• DATA

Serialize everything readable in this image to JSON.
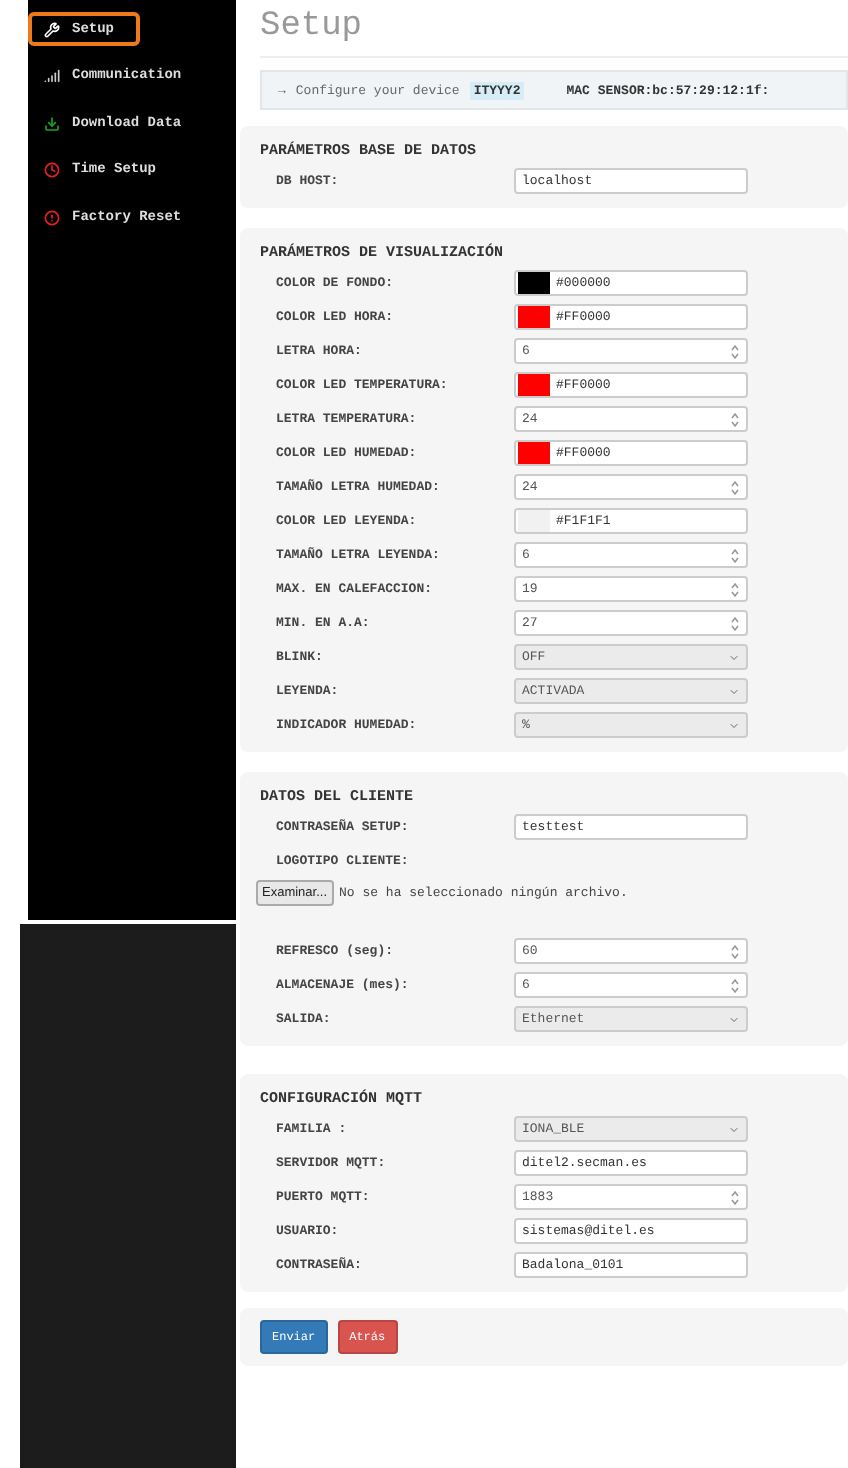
{
  "sidebar": {
    "items": [
      {
        "label": "Setup",
        "kind": "setup",
        "selected": true
      },
      {
        "label": "Communication",
        "kind": "communication",
        "selected": false
      },
      {
        "label": "Download Data",
        "kind": "download",
        "selected": false
      },
      {
        "label": "Time Setup",
        "kind": "time",
        "selected": false
      },
      {
        "label": "Factory Reset",
        "kind": "reset",
        "selected": false
      }
    ]
  },
  "page_title": "Setup",
  "info": {
    "arrow": "→",
    "text": "Configure your device",
    "device": "ITYYY2",
    "mac": "MAC SENSOR:bc:57:29:12:1f:"
  },
  "sections": [
    {
      "title": "PARÁMETROS BASE DE DATOS",
      "fields": [
        {
          "kind": "text",
          "label": "DB HOST:",
          "value": "localhost"
        }
      ]
    },
    {
      "title": "PARÁMETROS DE VISUALIZACIÓN",
      "fields": [
        {
          "kind": "color",
          "label": "COLOR DE FONDO:",
          "value": "#000000"
        },
        {
          "kind": "color",
          "label": "COLOR LED HORA:",
          "value": "#FF0000"
        },
        {
          "kind": "number",
          "label": "LETRA HORA:",
          "value": "6"
        },
        {
          "kind": "color",
          "label": "COLOR LED TEMPERATURA:",
          "value": "#FF0000"
        },
        {
          "kind": "number",
          "label": "LETRA TEMPERATURA:",
          "value": "24"
        },
        {
          "kind": "color",
          "label": "COLOR LED HUMEDAD:",
          "value": "#FF0000"
        },
        {
          "kind": "number",
          "label": "TAMAÑO LETRA HUMEDAD:",
          "value": "24"
        },
        {
          "kind": "color",
          "label": "COLOR LED LEYENDA:",
          "value": "#F1F1F1"
        },
        {
          "kind": "number",
          "label": "TAMAÑO LETRA LEYENDA:",
          "value": "6"
        },
        {
          "kind": "number",
          "label": "MAX. EN CALEFACCION:",
          "value": "19"
        },
        {
          "kind": "number",
          "label": "MIN. EN A.A:",
          "value": "27"
        },
        {
          "kind": "select",
          "label": "BLINK:",
          "value": "OFF"
        },
        {
          "kind": "select",
          "label": "LEYENDA:",
          "value": "ACTIVADA"
        },
        {
          "kind": "select",
          "label": "INDICADOR HUMEDAD:",
          "value": "%"
        }
      ]
    },
    {
      "title": "DATOS DEL CLIENTE",
      "fields": [
        {
          "kind": "text",
          "label": "CONTRASEÑA SETUP:",
          "value": "testtest"
        },
        {
          "kind": "file",
          "label": "LOGOTIPO CLIENTE:",
          "button": "Examinar...",
          "status": "No se ha seleccionado ningún archivo."
        },
        {
          "kind": "number",
          "label": "REFRESCO (seg):",
          "value": "60"
        },
        {
          "kind": "number",
          "label": "ALMACENAJE (mes):",
          "value": "6"
        },
        {
          "kind": "select",
          "label": "SALIDA:",
          "value": "Ethernet"
        }
      ]
    },
    {
      "title": "CONFIGURACIÓN MQTT",
      "fields": [
        {
          "kind": "select",
          "label": "FAMILIA :",
          "value": "IONA_BLE"
        },
        {
          "kind": "text",
          "label": "SERVIDOR MQTT:",
          "value": "ditel2.secman.es"
        },
        {
          "kind": "number",
          "label": "PUERTO MQTT:",
          "value": "1883"
        },
        {
          "kind": "text",
          "label": "USUARIO:",
          "value": "sistemas@ditel.es"
        },
        {
          "kind": "text",
          "label": "CONTRASEÑA:",
          "value": "Badalona_0101"
        }
      ]
    }
  ],
  "buttons": [
    {
      "label": "Enviar",
      "kind": "primary"
    },
    {
      "label": "Atrás",
      "kind": "danger"
    }
  ]
}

• TASK DETAILS
What is the number of lines that contain "DATOS"? Reply with that number alone.

• TASK RESPONSE
2